[START Given records]

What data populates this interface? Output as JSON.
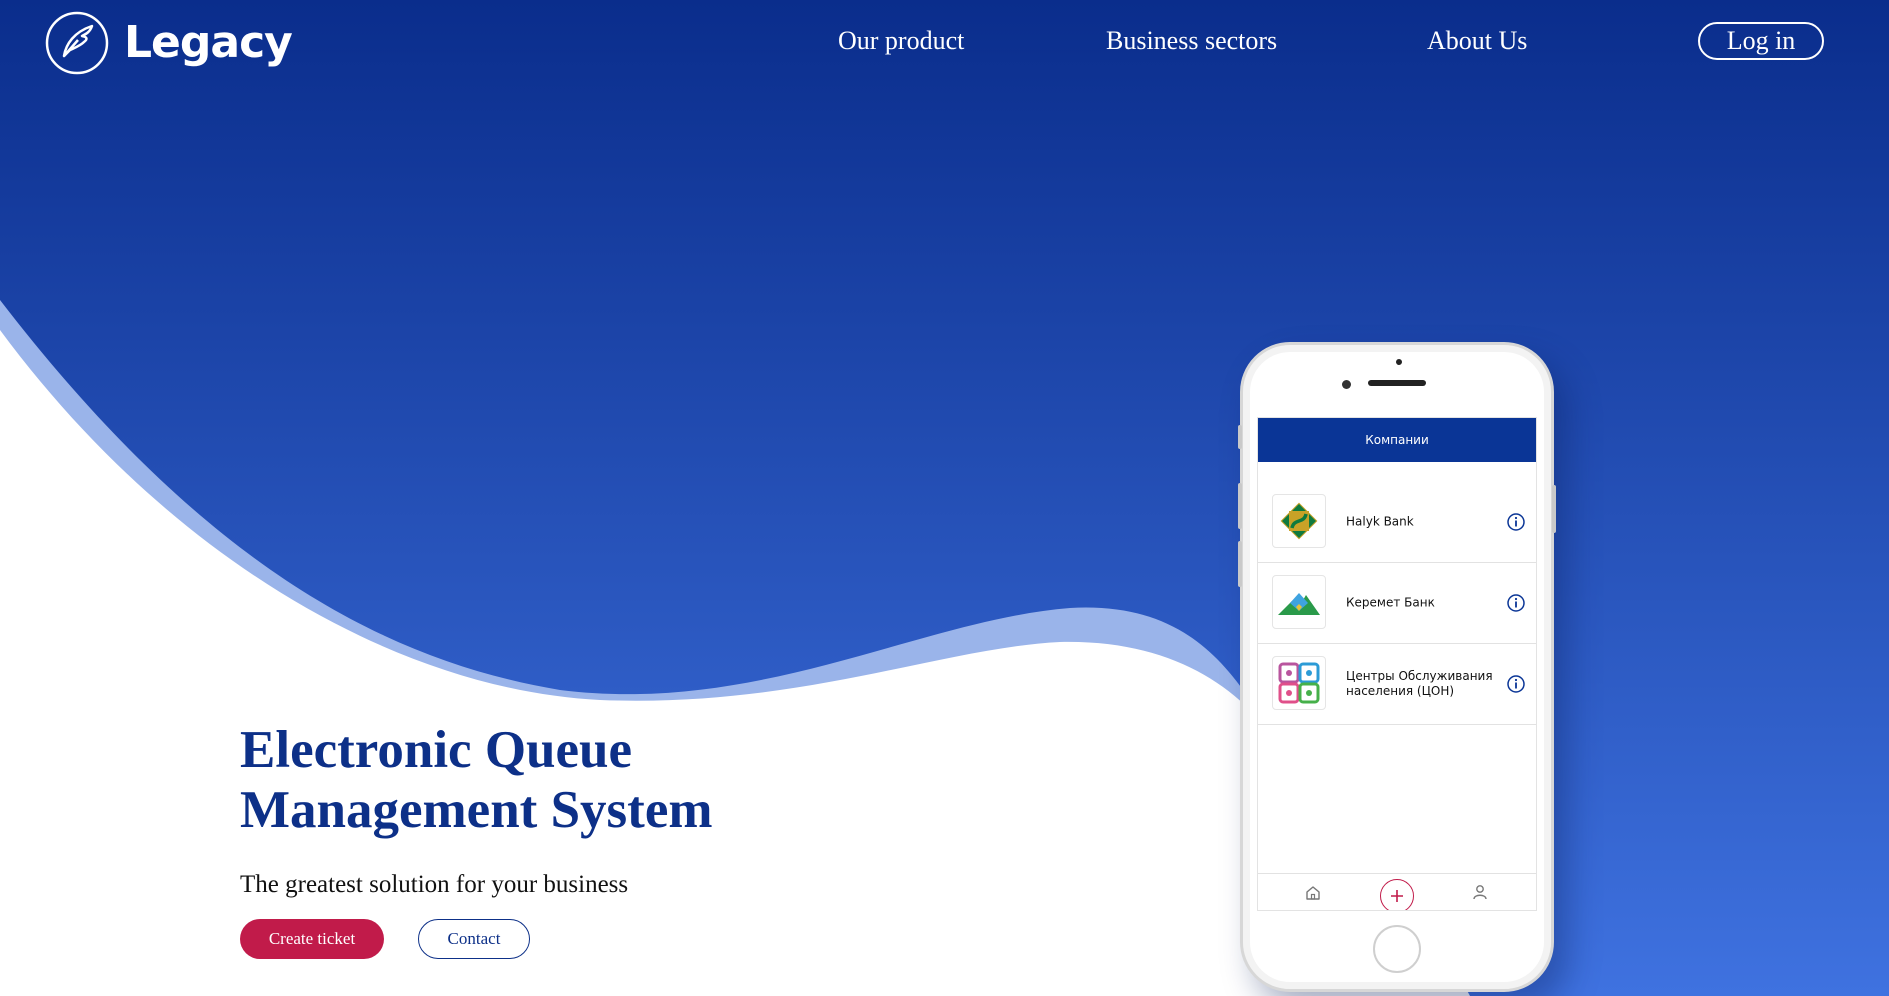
{
  "brand": {
    "name": "Legacy",
    "logo_icon": "feather-wing-logo"
  },
  "nav": {
    "items": [
      {
        "label": "Our product"
      },
      {
        "label": "Business sectors"
      },
      {
        "label": "About Us"
      }
    ],
    "login_label": "Log in"
  },
  "hero": {
    "title_line1": "Electronic Queue",
    "title_line2": "Management System",
    "subtitle": "The greatest solution for your business",
    "primary_button": "Create ticket",
    "secondary_button": "Contact"
  },
  "phone": {
    "header_title": "Компании",
    "companies": [
      {
        "name": "Halyk Bank",
        "logo": "halyk-bank-logo",
        "info_icon": "info-icon"
      },
      {
        "name": "Керемет Банк",
        "logo": "keremet-bank-logo",
        "info_icon": "info-icon"
      },
      {
        "name": "Центры Обслуживания населения (ЦОН)",
        "logo": "con-logo",
        "info_icon": "info-icon"
      }
    ],
    "tabbar": {
      "left_icon": "home-icon",
      "center_icon": "plus-icon",
      "right_icon": "profile-icon"
    }
  },
  "colors": {
    "brand_blue": "#0d3088",
    "accent_red": "#c11b4a",
    "gradient_top": "#0a2d8c",
    "gradient_bottom": "#3f72e0",
    "wave_light": "#9ab4ea"
  }
}
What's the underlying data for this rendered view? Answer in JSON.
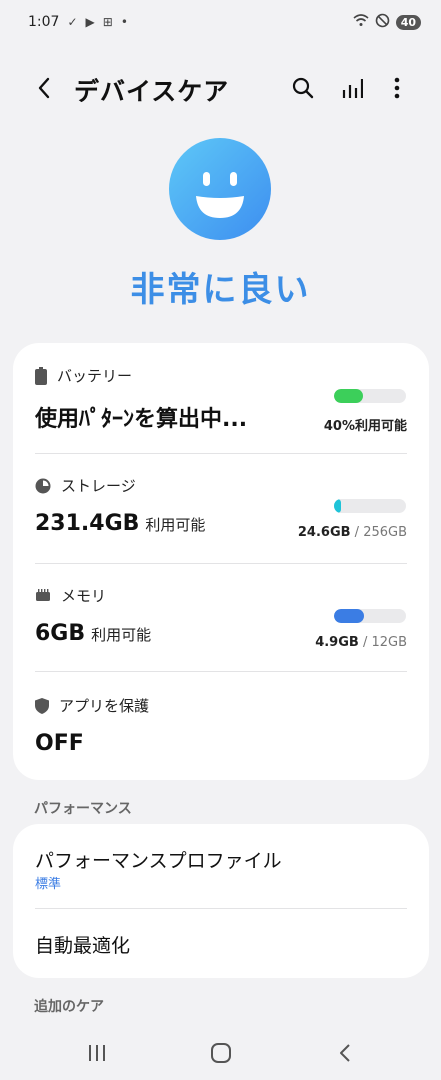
{
  "status_bar": {
    "time": "1:07",
    "battery": "40",
    "icons": [
      "check-icon",
      "play-store-icon",
      "plus-box-icon",
      "dot-icon",
      "wifi-icon",
      "do-not-disturb-icon"
    ]
  },
  "app_bar": {
    "title": "デバイスケア",
    "icons": [
      "back-icon",
      "search-icon",
      "stats-icon",
      "more-icon"
    ]
  },
  "hero": {
    "status": "非常に良い",
    "face_color": "#3d8ef0",
    "status_color": "#3c8ee6"
  },
  "status_items": [
    {
      "label": "バッテリー",
      "icon": "battery-icon",
      "value": "使用ﾊﾟﾀｰﾝを算出中...",
      "sub": "",
      "bar_percent": 40,
      "bar_color": "#3ccf5a",
      "right_main": "40%利用可能",
      "right_muted": ""
    },
    {
      "label": "ストレージ",
      "icon": "storage-pie-icon",
      "value": "231.4GB",
      "sub": "利用可能",
      "bar_percent": 10,
      "bar_color": "#1fc3d8",
      "right_main": "24.6GB",
      "right_muted": " / 256GB"
    },
    {
      "label": "メモリ",
      "icon": "memory-chip-icon",
      "value": "6GB",
      "sub": "利用可能",
      "bar_percent": 41,
      "bar_color": "#3b7de4",
      "right_main": "4.9GB",
      "right_muted": " / 12GB"
    },
    {
      "label": "アプリを保護",
      "icon": "shield-icon",
      "value": "OFF",
      "sub": ""
    }
  ],
  "performance": {
    "header": "パフォーマンス",
    "profile_label": "パフォーマンスプロファイル",
    "profile_value": "標準",
    "auto_optimize_label": "自動最適化"
  },
  "additional_care": {
    "header": "追加のケア"
  },
  "nav_bar": {
    "icons": [
      "recents-icon",
      "home-icon",
      "back-nav-icon"
    ]
  }
}
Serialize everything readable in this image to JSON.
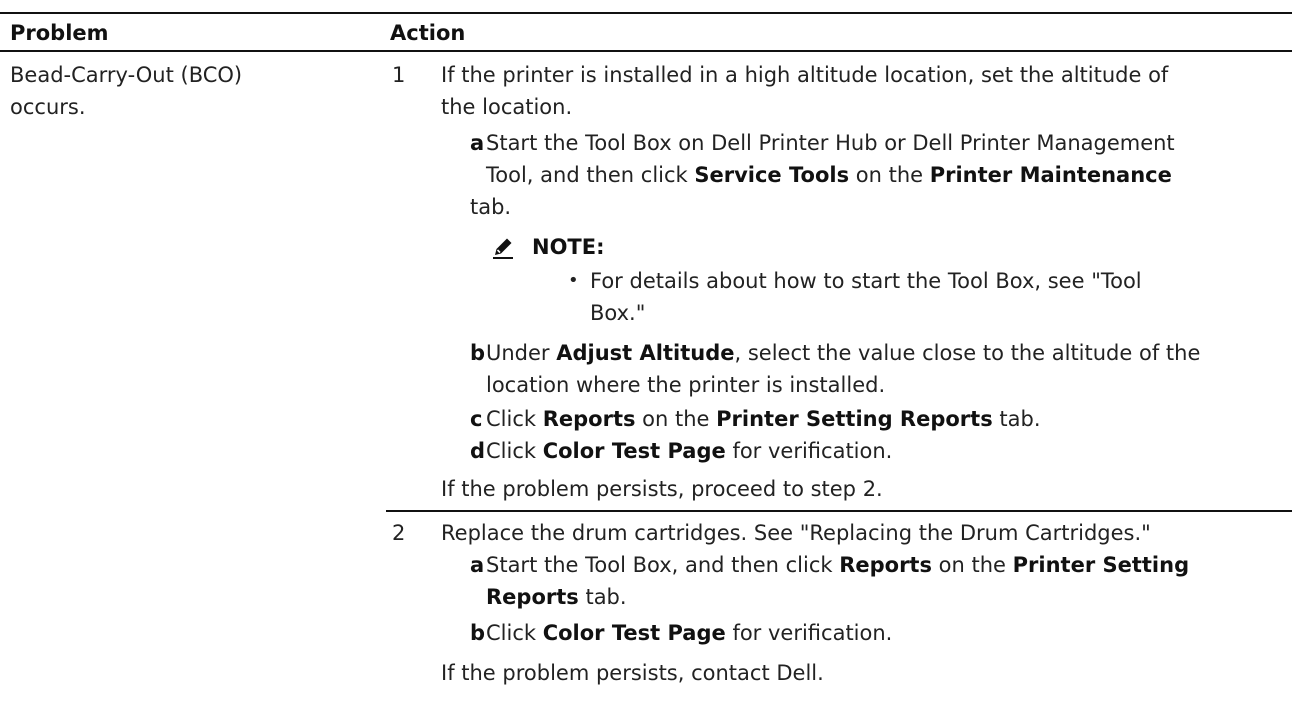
{
  "table": {
    "headers": {
      "problem": "Problem",
      "action": "Action"
    },
    "problem_lines": [
      "Bead-Carry-Out (BCO)",
      "occurs."
    ],
    "step1": {
      "number": "1",
      "intro_lines": [
        "If the printer is installed in a high altitude location, set the altitude of",
        "the location."
      ],
      "a": {
        "letter": "a",
        "line1": "Start the Tool Box on Dell Printer Hub or Dell Printer Management",
        "line2_pre": "Tool, and then click ",
        "line2_b1": "Service Tools",
        "line2_mid": " on the ",
        "line2_b2": "Printer Maintenance",
        "line3": "tab."
      },
      "note": {
        "label": "NOTE:",
        "bullet_line1": "For details about how to start the Tool Box, see \"Tool",
        "bullet_line2": "Box.\""
      },
      "b": {
        "letter": "b",
        "pre": "Under ",
        "bold": "Adjust Altitude",
        "post": ", select the value close to the altitude of the",
        "line2": "location where the printer is installed."
      },
      "c": {
        "letter": "c",
        "pre": "Click ",
        "bold1": "Reports",
        "mid": " on the ",
        "bold2": "Printer Setting Reports",
        "post": " tab."
      },
      "d": {
        "letter": "d",
        "pre": "Click ",
        "bold": "Color Test Page",
        "post": " for verification."
      },
      "footer": "If the problem persists, proceed to step 2."
    },
    "step2": {
      "number": "2",
      "intro": "Replace the drum cartridges. See \"Replacing the Drum Cartridges.\"",
      "a": {
        "letter": "a",
        "pre": "Start the Tool Box, and then click ",
        "bold1": "Reports",
        "mid": " on the ",
        "bold2": "Printer Setting",
        "line2_bold": "Reports",
        "line2_post": " tab."
      },
      "b": {
        "letter": "b",
        "pre": "Click ",
        "bold": "Color Test Page",
        "post": " for verification."
      },
      "footer": "If the problem persists, contact Dell."
    }
  }
}
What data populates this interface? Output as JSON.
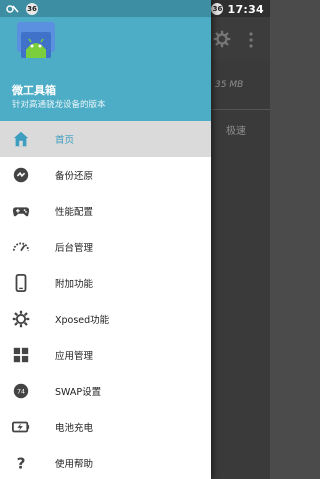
{
  "status_bar": {
    "time": "17:34",
    "notification_badge": "36",
    "battery_badge": "36"
  },
  "background_app": {
    "partial_text": "35 MB",
    "partial_button": "极速"
  },
  "drawer": {
    "app_name": "微工具箱",
    "app_subtitle": "针对高通骁龙设备的版本",
    "menu_items": [
      {
        "label": "首页",
        "icon": "home-icon",
        "active": true
      },
      {
        "label": "备份还原",
        "icon": "restore-icon",
        "active": false
      },
      {
        "label": "性能配置",
        "icon": "gamepad-icon",
        "active": false
      },
      {
        "label": "后台管理",
        "icon": "speedometer-icon",
        "active": false
      },
      {
        "label": "附加功能",
        "icon": "phone-icon",
        "active": false
      },
      {
        "label": "Xposed功能",
        "icon": "gear-icon",
        "active": false
      },
      {
        "label": "应用管理",
        "icon": "grid-icon",
        "active": false
      },
      {
        "label": "SWAP设置",
        "icon": "swap-icon",
        "active": false
      },
      {
        "label": "电池充电",
        "icon": "battery-icon",
        "active": false
      },
      {
        "label": "使用帮助",
        "icon": "help-icon",
        "active": false
      }
    ]
  },
  "colors": {
    "drawer_header": "#4eadc6",
    "active_item_bg": "#dadada",
    "active_label": "#3e9ec0"
  }
}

[END Given records]

Copy each line of the records containing the string "Reports".

**Answer for this exercise:**
        "bold1": "Reports",
        "bold2": "Printer Setting Reports",
        "bold1": "Reports",
        "line2_bold": "Reports",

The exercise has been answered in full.